--- BEGIN ---

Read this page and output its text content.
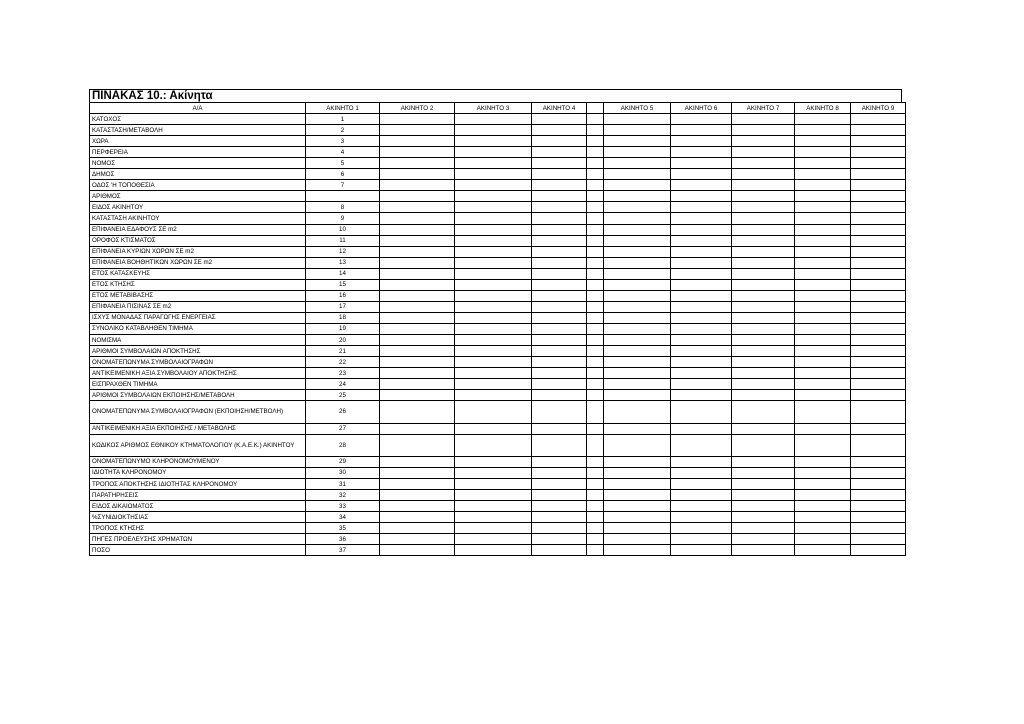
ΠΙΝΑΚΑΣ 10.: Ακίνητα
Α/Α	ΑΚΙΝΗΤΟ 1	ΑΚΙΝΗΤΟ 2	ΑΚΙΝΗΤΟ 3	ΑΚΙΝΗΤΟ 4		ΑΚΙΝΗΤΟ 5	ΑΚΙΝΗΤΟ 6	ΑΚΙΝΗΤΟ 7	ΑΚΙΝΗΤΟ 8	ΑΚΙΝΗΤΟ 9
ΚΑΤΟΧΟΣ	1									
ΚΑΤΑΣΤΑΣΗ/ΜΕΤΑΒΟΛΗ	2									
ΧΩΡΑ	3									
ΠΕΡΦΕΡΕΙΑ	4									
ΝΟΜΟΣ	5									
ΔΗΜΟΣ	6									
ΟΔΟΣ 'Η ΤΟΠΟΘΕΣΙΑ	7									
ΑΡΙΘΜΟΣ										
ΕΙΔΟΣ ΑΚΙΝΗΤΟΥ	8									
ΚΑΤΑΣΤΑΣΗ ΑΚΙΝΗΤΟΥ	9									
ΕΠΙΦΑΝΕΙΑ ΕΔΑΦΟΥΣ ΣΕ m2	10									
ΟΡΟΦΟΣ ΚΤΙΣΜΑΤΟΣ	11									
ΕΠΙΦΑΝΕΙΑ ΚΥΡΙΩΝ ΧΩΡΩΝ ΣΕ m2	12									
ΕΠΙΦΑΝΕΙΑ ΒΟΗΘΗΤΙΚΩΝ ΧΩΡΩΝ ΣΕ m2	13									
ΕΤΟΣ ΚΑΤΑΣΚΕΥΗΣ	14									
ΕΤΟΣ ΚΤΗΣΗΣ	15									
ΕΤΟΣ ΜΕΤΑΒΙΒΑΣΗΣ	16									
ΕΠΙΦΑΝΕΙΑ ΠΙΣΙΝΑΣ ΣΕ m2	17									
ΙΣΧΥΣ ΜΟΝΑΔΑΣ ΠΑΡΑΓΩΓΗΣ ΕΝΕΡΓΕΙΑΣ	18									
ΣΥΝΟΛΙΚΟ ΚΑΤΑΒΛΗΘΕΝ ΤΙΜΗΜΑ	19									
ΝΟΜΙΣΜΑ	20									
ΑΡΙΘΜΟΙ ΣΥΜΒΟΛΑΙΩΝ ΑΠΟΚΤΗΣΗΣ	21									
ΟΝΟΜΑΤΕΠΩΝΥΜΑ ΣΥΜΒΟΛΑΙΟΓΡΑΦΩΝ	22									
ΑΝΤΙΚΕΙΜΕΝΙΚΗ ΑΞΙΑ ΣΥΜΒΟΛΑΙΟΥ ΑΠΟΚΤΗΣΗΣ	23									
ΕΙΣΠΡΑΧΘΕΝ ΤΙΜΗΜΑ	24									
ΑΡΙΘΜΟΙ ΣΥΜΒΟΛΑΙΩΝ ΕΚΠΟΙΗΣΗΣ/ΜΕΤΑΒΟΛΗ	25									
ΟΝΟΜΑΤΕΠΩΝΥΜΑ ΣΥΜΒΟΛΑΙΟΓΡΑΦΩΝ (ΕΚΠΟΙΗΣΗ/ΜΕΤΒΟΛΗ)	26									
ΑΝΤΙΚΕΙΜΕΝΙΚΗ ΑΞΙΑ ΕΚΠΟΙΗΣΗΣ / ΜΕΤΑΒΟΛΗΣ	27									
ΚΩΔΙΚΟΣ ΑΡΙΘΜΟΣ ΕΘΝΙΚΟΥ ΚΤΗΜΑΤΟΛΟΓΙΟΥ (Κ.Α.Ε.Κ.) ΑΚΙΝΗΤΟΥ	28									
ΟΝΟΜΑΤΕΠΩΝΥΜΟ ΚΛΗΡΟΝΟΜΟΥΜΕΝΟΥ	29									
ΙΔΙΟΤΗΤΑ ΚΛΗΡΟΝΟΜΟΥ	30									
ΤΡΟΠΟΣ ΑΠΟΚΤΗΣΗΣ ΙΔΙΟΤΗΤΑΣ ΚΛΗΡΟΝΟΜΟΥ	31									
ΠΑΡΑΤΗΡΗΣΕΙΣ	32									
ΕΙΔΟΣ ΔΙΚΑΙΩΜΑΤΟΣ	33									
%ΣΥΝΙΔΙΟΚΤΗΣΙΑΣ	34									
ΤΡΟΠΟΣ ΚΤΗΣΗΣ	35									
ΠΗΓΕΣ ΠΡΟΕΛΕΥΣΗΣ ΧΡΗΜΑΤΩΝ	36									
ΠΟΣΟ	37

--- END ---

• **Work to complete**
Find all lines where the word "ΧΩΡΩΝ" appears. Copy them.

• **Correct response**
ΕΠΙΦΑΝΕΙΑ ΚΥΡΙΩΝ ΧΩΡΩΝ ΣΕ m2	12									
ΕΠΙΦΑΝΕΙΑ ΒΟΗΘΗΤΙΚΩΝ ΧΩΡΩΝ ΣΕ m2	13									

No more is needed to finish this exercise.